:: Data provided

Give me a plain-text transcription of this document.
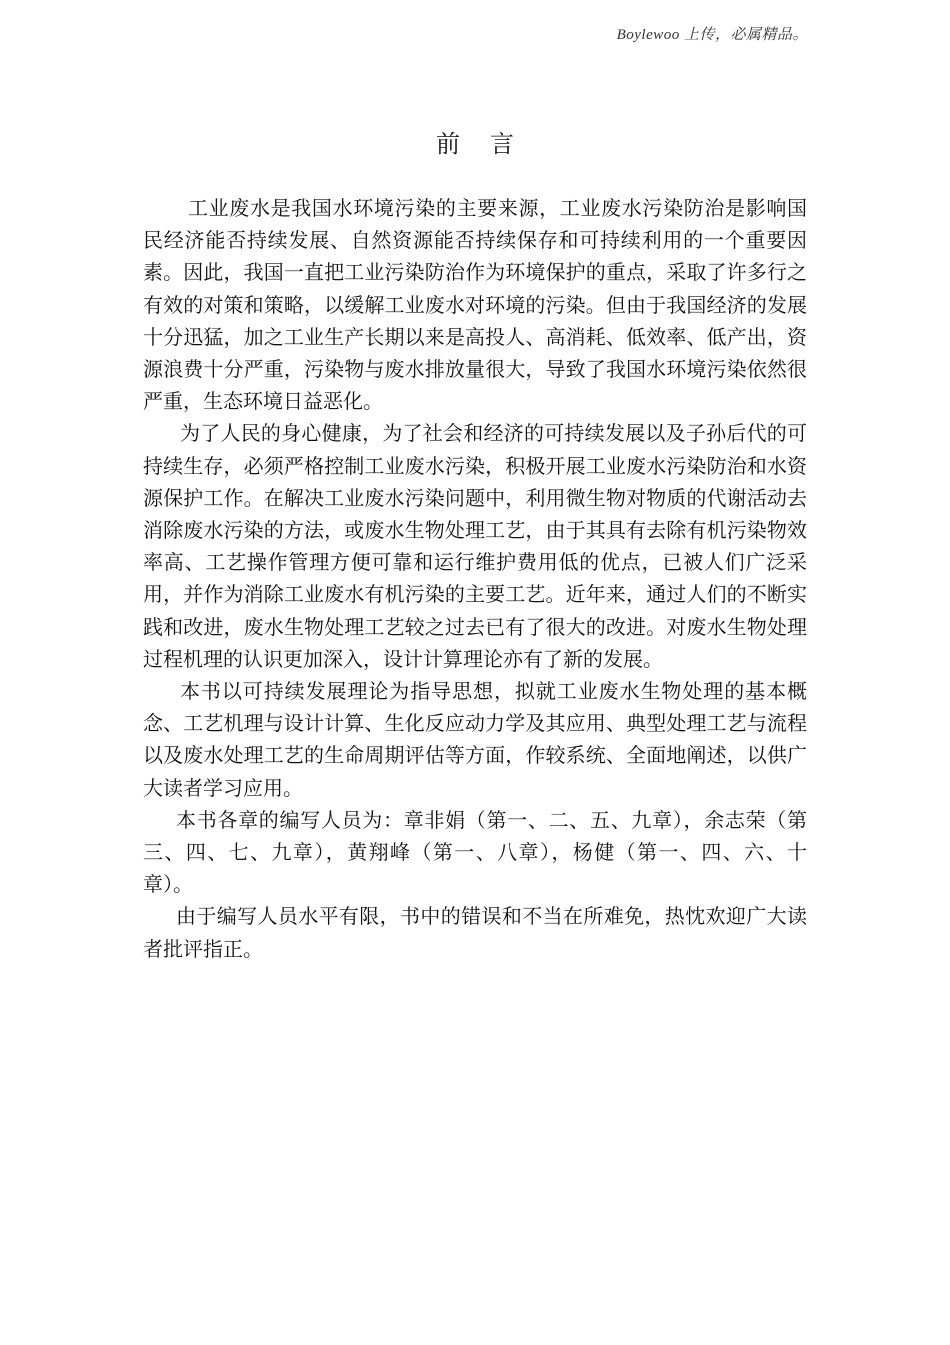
Boylewoo 上传，必属精品。
前言

工业废水是我国水环境污染的主要来源，工业废水污染防治是影响国民经济能否持续发展、自然资源能否持续保存和可持续利用的一个重要因素。因此，我国一直把工业污染防治作为环境保护的重点，采取了许多行之有效的对策和策略，以缓解工业废水对环境的污染。但由于我国经济的发展十分迅猛，加之工业生产长期以来是高投人、高消耗、低效率、低产出，资源浪费十分严重，污染物与废水排放量很大，导致了我国水环境污染依然很严重，生态环境日益恶化。

为了人民的身心健康，为了社会和经济的可持续发展以及子孙后代的可持续生存，必须严格控制工业废水污染，积极开展工业废水污染防治和水资源保护工作。在解决工业废水污染问题中，利用微生物对物质的代谢活动去消除废水污染的方法，或废水生物处理工艺，由于其具有去除有机污染物效率高、工艺操作管理方便可靠和运行维护费用低的优点，已被人们广泛采用，并作为消除工业废水有机污染的主要工艺。近年来，通过人们的不断实践和改进，废水生物处理工艺较之过去已有了很大的改进。对废水生物处理过程机理的认识更加深入，设计计算理论亦有了新的发展。

本书以可持续发展理论为指导思想，拟就工业废水生物处理的基本概念、工艺机理与设计计算、生化反应动力学及其应用、典型处理工艺与流程以及废水处理工艺的生命周期评估等方面，作较系统、全面地阐述，以供广大读者学习应用。

本书各章的编写人员为：章非娟（第一、二、五、九章），余志荣（第三、四、七、九章），黄翔峰（第一、八章），杨健（第一、四、六、十章）。

由于编写人员水平有限，书中的错误和不当在所难免，热忱欢迎广大读者批评指正。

::::

Exercise objective:
Return all of the data exactly as written, and drop the pictures.

Full solution:
Give me a plain-text transcription of this document.
Boylewoo 上传，必属精品。
前言

工业废水是我国水环境污染的主要来源，工业废水污染防治是影响国民经济能否持续发展、自然资源能否持续保存和可持续利用的一个重要因素。因此，我国一直把工业污染防治作为环境保护的重点，采取了许多行之有效的对策和策略，以缓解工业废水对环境的污染。但由于我国经济的发展十分迅猛，加之工业生产长期以来是高投人、高消耗、低效率、低产出，资源浪费十分严重，污染物与废水排放量很大，导致了我国水环境污染依然很严重，生态环境日益恶化。

为了人民的身心健康，为了社会和经济的可持续发展以及子孙后代的可持续生存，必须严格控制工业废水污染，积极开展工业废水污染防治和水资源保护工作。在解决工业废水污染问题中，利用微生物对物质的代谢活动去消除废水污染的方法，或废水生物处理工艺，由于其具有去除有机污染物效率高、工艺操作管理方便可靠和运行维护费用低的优点，已被人们广泛采用，并作为消除工业废水有机污染的主要工艺。近年来，通过人们的不断实践和改进，废水生物处理工艺较之过去已有了很大的改进。对废水生物处理过程机理的认识更加深入，设计计算理论亦有了新的发展。

本书以可持续发展理论为指导思想，拟就工业废水生物处理的基本概念、工艺机理与设计计算、生化反应动力学及其应用、典型处理工艺与流程以及废水处理工艺的生命周期评估等方面，作较系统、全面地阐述，以供广大读者学习应用。

本书各章的编写人员为：章非娟（第一、二、五、九章），余志荣（第三、四、七、九章），黄翔峰（第一、八章），杨健（第一、四、六、十章）。

由于编写人员水平有限，书中的错误和不当在所难免，热忱欢迎广大读者批评指正。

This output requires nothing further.